EXERCISE DESCRIPTION —
Retype the full set of records. Keep every character identical.

MATERIAL SHOWN —

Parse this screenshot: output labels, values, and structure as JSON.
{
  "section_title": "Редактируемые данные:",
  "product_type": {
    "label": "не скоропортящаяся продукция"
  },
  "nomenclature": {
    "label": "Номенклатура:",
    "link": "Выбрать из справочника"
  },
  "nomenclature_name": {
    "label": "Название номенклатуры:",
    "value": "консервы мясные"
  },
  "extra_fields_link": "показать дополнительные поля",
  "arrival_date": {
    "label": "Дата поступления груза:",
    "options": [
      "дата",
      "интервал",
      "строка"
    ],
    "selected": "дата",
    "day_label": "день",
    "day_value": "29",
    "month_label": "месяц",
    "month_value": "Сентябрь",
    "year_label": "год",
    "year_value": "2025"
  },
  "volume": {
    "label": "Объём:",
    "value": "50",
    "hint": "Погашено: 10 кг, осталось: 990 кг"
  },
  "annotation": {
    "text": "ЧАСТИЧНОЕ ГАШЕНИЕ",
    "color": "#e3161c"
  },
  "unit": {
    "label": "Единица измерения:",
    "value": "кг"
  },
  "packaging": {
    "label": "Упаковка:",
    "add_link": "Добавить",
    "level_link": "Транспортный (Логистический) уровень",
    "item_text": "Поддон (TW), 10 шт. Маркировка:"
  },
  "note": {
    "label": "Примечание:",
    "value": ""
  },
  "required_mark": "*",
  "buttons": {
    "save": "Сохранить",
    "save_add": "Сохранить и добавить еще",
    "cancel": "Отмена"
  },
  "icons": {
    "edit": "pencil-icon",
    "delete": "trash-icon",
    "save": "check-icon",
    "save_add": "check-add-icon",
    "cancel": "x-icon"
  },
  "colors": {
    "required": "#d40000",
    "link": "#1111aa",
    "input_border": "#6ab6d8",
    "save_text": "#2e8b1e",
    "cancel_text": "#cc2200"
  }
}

ANSWER TO THIS PROBLEM —
Parse this screenshot: output labels, values, and structure as JSON.
{
  "section_title": "Редактируемые данные:",
  "product_type": {
    "label": "не скоропортящаяся продукция"
  },
  "nomenclature": {
    "label": "Номенклатура:",
    "link": "Выбрать из справочника"
  },
  "nomenclature_name": {
    "label": "Название номенклатуры:",
    "value": "консервы мясные"
  },
  "extra_fields_link": "показать дополнительные поля",
  "arrival_date": {
    "label": "Дата поступления груза:",
    "options": [
      "дата",
      "интервал",
      "строка"
    ],
    "selected": "дата",
    "day_label": "день",
    "day_value": "29",
    "month_label": "месяц",
    "month_value": "Сентябрь",
    "year_label": "год",
    "year_value": "2025"
  },
  "volume": {
    "label": "Объём:",
    "value": "50",
    "hint": "Погашено: 10 кг, осталось: 990 кг"
  },
  "annotation": {
    "text": "ЧАСТИЧНОЕ ГАШЕНИЕ",
    "color": "#e3161c"
  },
  "unit": {
    "label": "Единица измерения:",
    "value": "кг"
  },
  "packaging": {
    "label": "Упаковка:",
    "add_link": "Добавить",
    "level_link": "Транспортный (Логистический) уровень",
    "item_text": "Поддон (TW), 10 шт. Маркировка:"
  },
  "note": {
    "label": "Примечание:",
    "value": ""
  },
  "required_mark": "*",
  "buttons": {
    "save": "Сохранить",
    "save_add": "Сохранить и добавить еще",
    "cancel": "Отмена"
  },
  "icons": {
    "edit": "pencil-icon",
    "delete": "trash-icon",
    "save": "check-icon",
    "save_add": "check-add-icon",
    "cancel": "x-icon"
  },
  "colors": {
    "required": "#d40000",
    "link": "#1111aa",
    "input_border": "#6ab6d8",
    "save_text": "#2e8b1e",
    "cancel_text": "#cc2200"
  }
}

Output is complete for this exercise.